Potongan Teks
/---

Breaking News

Demokrasi, Bukan Cara Pemilihannya


Penulis: H. Albar Sentosa Subari, S.H., S.U. (Dewan Pakar Bakti Persada Masyarakat Sumatera Selatan)  

Jendelakita.my.id. - Menteri Dalam Negeri, sebagaimana dilansir oleh I News dalam berita berjalan (run news) pada hari Rabu, 30 Juli 2025, menyatakan bahwa yang penting adalah sistem yang demokratis, bukan cara pemilihannya. Lebih lanjut, Mendagri menyampaikan bahwa kepala daerah sebaiknya dipilih oleh Dewan Perwakilan Rakyat Daerah (DPRD). Pemikiran seperti ini sebenarnya telah muncul sejak era reformasi, dengan dasar bahwa pilkada langsung seringkali membawa dampak yang kurang memuaskan.

Salah satu dampak tersebut adalah dominannya faktor popularitas dan kekuasaan—baik politik maupun ekonomi—dalam pencalonan kepala daerah. Sementara itu, standar kualitas calon tidak menjadi prioritas utama. Dalam praktiknya, hal ini mengakibatkan banyak penyimpangan seperti politik uang, korupsi, kolusi, nepotisme (KKN), serta tingginya biaya politik untuk mendapatkan dukungan suara secara maksimal.

Jika kita kembali kepada Pancasila, sistem perwakilan sejatinya sejalan dengan sila keempat, yang menekankan musyawarah perwakilan. Salah satu dampak nyata yang terlihat adalah disharmonisasi antara gubernur dengan bupati/wali kota. Padahal, keduanya merupakan kepala daerah. Gubernur adalah kepala daerah tingkat provinsi, sementara bupati dan wali kota merupakan kepala daerah di tingkat kabupaten dan kota. Selama era reformasi, masing-masing memegang kekuasaan penuh dalam menjalankan otonomi daerah.

\---

Tugas Wajib
(1) Cetak bagian artikel tentang pemilihan kepala daerah itu, mulai dari "Demokrasi, Bukan Cara" terus ke bawah hingga "yang kurang memuaskan.".
(2) Ringkaslah paragraf dalam artikel tentang pemilihan kepala daerah yang diawali dengan "Salah satu dampak tersebut adalah" menjadi daftar poin tanpa menghilangkan fakta utamanya.

Data Tersedia
/---

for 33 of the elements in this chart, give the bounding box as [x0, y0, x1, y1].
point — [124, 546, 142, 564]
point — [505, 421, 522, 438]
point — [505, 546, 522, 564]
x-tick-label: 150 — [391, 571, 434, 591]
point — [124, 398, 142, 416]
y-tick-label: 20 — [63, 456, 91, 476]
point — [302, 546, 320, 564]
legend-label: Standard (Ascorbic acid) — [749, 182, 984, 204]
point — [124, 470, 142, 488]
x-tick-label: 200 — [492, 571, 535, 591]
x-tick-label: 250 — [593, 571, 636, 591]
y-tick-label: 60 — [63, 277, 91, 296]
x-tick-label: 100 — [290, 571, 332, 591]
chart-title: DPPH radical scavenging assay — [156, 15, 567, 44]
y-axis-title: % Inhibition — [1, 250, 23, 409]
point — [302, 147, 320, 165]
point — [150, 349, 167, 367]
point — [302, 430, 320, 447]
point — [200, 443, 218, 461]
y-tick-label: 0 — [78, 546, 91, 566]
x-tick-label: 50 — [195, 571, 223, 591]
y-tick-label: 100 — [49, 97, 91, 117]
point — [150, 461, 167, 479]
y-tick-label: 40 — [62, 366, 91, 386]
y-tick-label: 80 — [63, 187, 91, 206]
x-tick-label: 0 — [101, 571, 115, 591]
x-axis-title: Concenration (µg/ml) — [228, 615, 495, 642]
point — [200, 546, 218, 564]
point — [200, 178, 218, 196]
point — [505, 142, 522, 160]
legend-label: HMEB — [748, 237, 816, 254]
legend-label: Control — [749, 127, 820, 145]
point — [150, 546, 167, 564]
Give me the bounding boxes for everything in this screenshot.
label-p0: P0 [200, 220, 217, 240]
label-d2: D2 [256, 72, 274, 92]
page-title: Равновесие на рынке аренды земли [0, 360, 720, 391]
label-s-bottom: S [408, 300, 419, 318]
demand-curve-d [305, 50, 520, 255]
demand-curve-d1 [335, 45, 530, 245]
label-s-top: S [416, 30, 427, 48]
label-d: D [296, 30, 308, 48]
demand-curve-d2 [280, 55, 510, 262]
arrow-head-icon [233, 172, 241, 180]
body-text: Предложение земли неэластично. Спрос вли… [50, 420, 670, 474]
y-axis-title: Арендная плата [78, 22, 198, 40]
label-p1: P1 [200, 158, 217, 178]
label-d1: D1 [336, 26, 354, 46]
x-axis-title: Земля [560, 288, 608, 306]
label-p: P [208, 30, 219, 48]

\---

Penyelesaian Soal
(1)
Demokrasi, Bukan Cara Pemilihannya


Penulis: H. Albar Sentosa Subari, S.H., S.U. (Dewan Pakar Bakti Persada Masyarakat Sumatera Selatan)  

Jendelakita.my.id. - Menteri Dalam Negeri, sebagaimana dilansir oleh I News dalam berita berjalan (run news) pada hari Rabu, 30 Juli 2025, menyatakan bahwa yang penting adalah sistem yang demokratis, bukan cara pemilihannya. Lebih lanjut, Mendagri menyampaikan bahwa kepala daerah sebaiknya dipilih oleh Dewan Perwakilan Rakyat Daerah (DPRD). Pemikiran seperti ini sebenarnya telah muncul sejak era reformasi, dengan dasar bahwa pilkada langsung seringkali membawa dampak yang kurang memuaskan.

(2)
- Faktor popularitas dan kekuasaan, baik politik maupun ekonomi, mendominasi pencalonan kepala daerah.
- Standar kualitas calon tidak menjadi prioritas utama.
- Dalam praktiknya, hal ini mengakibatkan banyak penyimpangan: politik uang, korupsi, kolusi, nepotisme (KKN), serta tingginya biaya politik untuk meraih dukungan suara secara maksimal.